- **Extracted entries**
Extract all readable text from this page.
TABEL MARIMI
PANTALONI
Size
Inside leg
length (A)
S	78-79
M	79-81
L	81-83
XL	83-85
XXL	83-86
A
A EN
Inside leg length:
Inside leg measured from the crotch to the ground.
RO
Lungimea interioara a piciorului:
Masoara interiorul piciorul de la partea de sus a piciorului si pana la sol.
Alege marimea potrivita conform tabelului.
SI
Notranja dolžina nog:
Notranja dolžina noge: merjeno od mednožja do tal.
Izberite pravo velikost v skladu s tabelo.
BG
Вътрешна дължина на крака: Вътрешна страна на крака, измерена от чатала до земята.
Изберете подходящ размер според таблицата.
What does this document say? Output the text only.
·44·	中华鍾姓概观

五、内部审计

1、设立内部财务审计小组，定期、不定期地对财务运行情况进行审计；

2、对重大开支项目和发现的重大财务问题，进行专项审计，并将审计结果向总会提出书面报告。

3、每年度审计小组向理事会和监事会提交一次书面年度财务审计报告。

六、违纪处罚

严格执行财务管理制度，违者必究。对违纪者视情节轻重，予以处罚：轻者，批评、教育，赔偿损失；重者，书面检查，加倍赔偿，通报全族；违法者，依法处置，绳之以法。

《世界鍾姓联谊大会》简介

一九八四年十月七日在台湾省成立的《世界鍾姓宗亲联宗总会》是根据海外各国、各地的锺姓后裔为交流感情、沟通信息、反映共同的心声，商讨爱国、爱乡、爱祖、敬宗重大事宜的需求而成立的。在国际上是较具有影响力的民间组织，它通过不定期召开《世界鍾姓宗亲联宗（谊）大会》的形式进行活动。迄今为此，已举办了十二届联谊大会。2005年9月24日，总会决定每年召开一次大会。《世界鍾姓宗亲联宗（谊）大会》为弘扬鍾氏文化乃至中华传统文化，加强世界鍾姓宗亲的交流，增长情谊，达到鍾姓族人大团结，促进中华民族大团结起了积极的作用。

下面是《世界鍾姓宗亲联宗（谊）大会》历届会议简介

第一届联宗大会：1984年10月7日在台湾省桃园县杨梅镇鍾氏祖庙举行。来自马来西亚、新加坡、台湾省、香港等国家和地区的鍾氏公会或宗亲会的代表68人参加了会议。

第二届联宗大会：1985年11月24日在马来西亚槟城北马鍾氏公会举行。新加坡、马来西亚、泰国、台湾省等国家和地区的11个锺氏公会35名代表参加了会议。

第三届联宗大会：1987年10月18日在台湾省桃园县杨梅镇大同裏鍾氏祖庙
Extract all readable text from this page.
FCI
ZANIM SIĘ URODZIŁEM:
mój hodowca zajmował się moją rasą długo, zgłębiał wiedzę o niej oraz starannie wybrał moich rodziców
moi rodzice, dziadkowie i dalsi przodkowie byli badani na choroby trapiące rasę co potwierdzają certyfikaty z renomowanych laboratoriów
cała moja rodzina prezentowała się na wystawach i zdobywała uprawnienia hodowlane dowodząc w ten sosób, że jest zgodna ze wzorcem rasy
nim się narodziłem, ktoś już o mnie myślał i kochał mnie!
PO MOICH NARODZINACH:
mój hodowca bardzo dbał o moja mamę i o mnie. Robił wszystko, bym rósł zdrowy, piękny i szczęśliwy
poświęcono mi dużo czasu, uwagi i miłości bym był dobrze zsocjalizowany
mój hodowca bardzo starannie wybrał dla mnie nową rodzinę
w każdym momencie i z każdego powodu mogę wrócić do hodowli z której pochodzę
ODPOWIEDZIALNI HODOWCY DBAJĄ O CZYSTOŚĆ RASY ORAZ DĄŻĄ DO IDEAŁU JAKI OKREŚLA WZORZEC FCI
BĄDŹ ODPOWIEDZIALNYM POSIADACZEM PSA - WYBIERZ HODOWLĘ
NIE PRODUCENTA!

- **Work instructions**
Transcribe all lines as written.

- **The answer**
Extract all readable text from this page.
TABEL MARIMI
PANTALONI
Size
Inside leg
length (A)
S	78-79
M	79-81
L	81-83
XL	83-85
XXL	83-86
A
A EN
Inside leg length:
Inside leg measured from the crotch to the ground.
RO
Lungimea interioara a piciorului:
Masoara interiorul piciorul de la partea de sus a piciorului si pana la sol.
Alege marimea potrivita conform tabelului.
SI
Notranja dolžina nog:
Notranja dolžina noge: merjeno od mednožja do tal.
Izberite pravo velikost v skladu s tabelo.
BG
Вътрешна дължина на крака: Вътрешна страна на крака, измерена от чатала до земята.
Изберете подходящ размер според таблицата.
What does this document say? Output the text only.
·44·	中华鍾姓概观

五、内部审计

1、设立内部财务审计小组，定期、不定期地对财务运行情况进行审计；

2、对重大开支项目和发现的重大财务问题，进行专项审计，并将审计结果向总会提出书面报告。

3、每年度审计小组向理事会和监事会提交一次书面年度财务审计报告。

六、违纪处罚

严格执行财务管理制度，违者必究。对违纪者视情节轻重，予以处罚：轻者，批评、教育，赔偿损失；重者，书面检查，加倍赔偿，通报全族；违法者，依法处置，绳之以法。

《世界鍾姓联谊大会》简介

一九八四年十月七日在台湾省成立的《世界鍾姓宗亲联宗总会》是根据海外各国、各地的锺姓后裔为交流感情、沟通信息、反映共同的心声，商讨爱国、爱乡、爱祖、敬宗重大事宜的需求而成立的。在国际上是较具有影响力的民间组织，它通过不定期召开《世界鍾姓宗亲联宗（谊）大会》的形式进行活动。迄今为此，已举办了十二届联谊大会。2005年9月24日，总会决定每年召开一次大会。《世界鍾姓宗亲联宗（谊）大会》为弘扬鍾氏文化乃至中华传统文化，加强世界鍾姓宗亲的交流，增长情谊，达到鍾姓族人大团结，促进中华民族大团结起了积极的作用。

下面是《世界鍾姓宗亲联宗（谊）大会》历届会议简介

第一届联宗大会：1984年10月7日在台湾省桃园县杨梅镇鍾氏祖庙举行。来自马来西亚、新加坡、台湾省、香港等国家和地区的鍾氏公会或宗亲会的代表68人参加了会议。

第二届联宗大会：1985年11月24日在马来西亚槟城北马鍾氏公会举行。新加坡、马来西亚、泰国、台湾省等国家和地区的11个锺氏公会35名代表参加了会议。

第三届联宗大会：1987年10月18日在台湾省桃园县杨梅镇大同裏鍾氏祖庙
Extract all readable text from this page.
FCI
ZANIM SIĘ URODZIŁEM:
mój hodowca zajmował się moją rasą długo, zgłębiał wiedzę o niej oraz starannie wybrał moich rodziców
moi rodzice, dziadkowie i dalsi przodkowie byli badani na choroby trapiące rasę co potwierdzają certyfikaty z renomowanych laboratoriów
cała moja rodzina prezentowała się na wystawach i zdobywała uprawnienia hodowlane dowodząc w ten sosób, że jest zgodna ze wzorcem rasy
nim się narodziłem, ktoś już o mnie myślał i kochał mnie!
PO MOICH NARODZINACH:
mój hodowca bardzo dbał o moja mamę i o mnie. Robił wszystko, bym rósł zdrowy, piękny i szczęśliwy
poświęcono mi dużo czasu, uwagi i miłości bym był dobrze zsocjalizowany
mój hodowca bardzo starannie wybrał dla mnie nową rodzinę
w każdym momencie i z każdego powodu mogę wrócić do hodowli z której pochodzę
ODPOWIEDZIALNI HODOWCY DBAJĄ O CZYSTOŚĆ RASY ORAZ DĄŻĄ DO IDEAŁU JAKI OKREŚLA WZORZEC FCI
BĄDŹ ODPOWIEDZIALNYM POSIADACZEM PSA - WYBIERZ HODOWLĘ
NIE PRODUCENTA!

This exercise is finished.